- _EXERCISE AIM_
Check each line for the string "screenshot" and give only the count of lines that have it.

- _LISTING_
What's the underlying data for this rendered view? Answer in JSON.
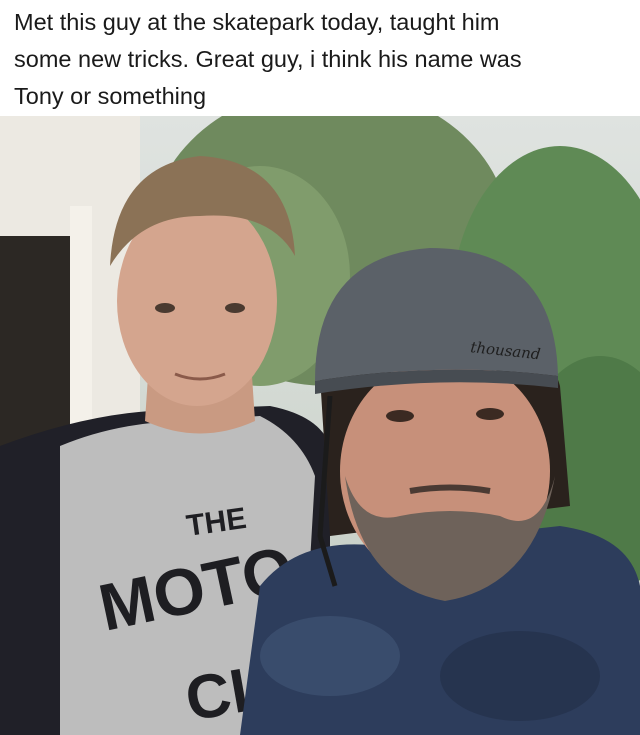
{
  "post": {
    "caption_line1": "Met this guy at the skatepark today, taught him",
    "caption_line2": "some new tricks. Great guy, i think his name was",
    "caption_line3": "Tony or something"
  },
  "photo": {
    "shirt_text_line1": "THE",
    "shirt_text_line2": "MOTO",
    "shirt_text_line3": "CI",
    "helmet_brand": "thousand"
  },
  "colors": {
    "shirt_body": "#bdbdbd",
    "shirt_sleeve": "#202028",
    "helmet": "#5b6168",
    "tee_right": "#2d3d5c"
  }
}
...
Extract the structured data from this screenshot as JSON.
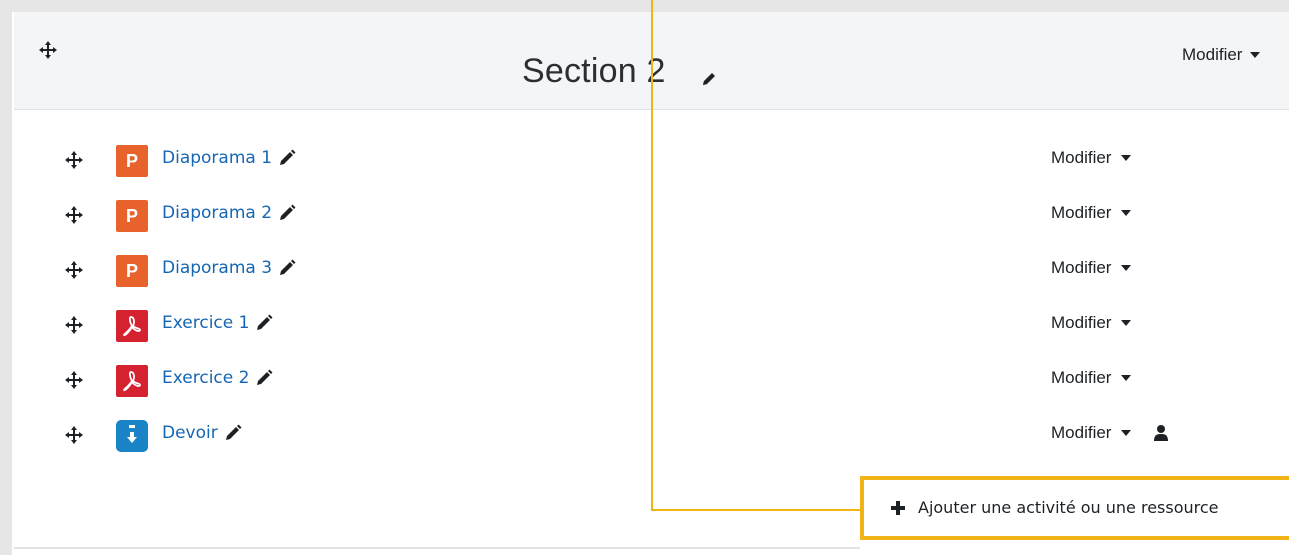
...
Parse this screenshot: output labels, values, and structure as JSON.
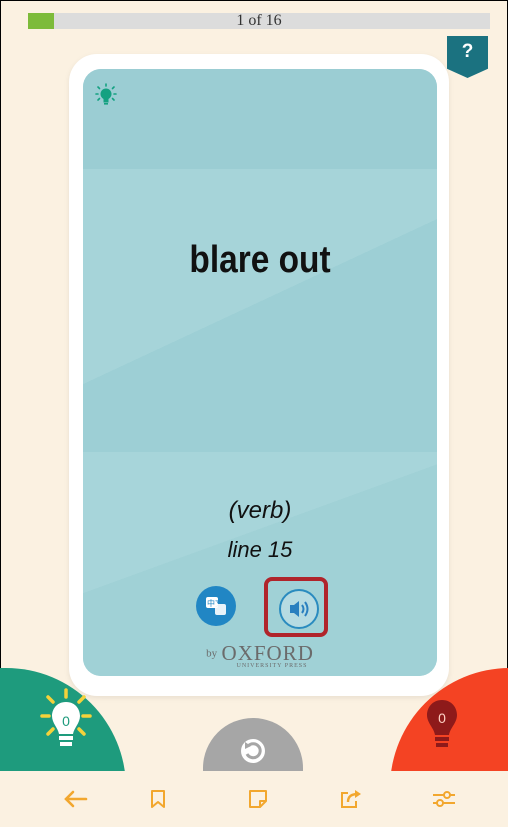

- _EXERCISE OUTPUT_
2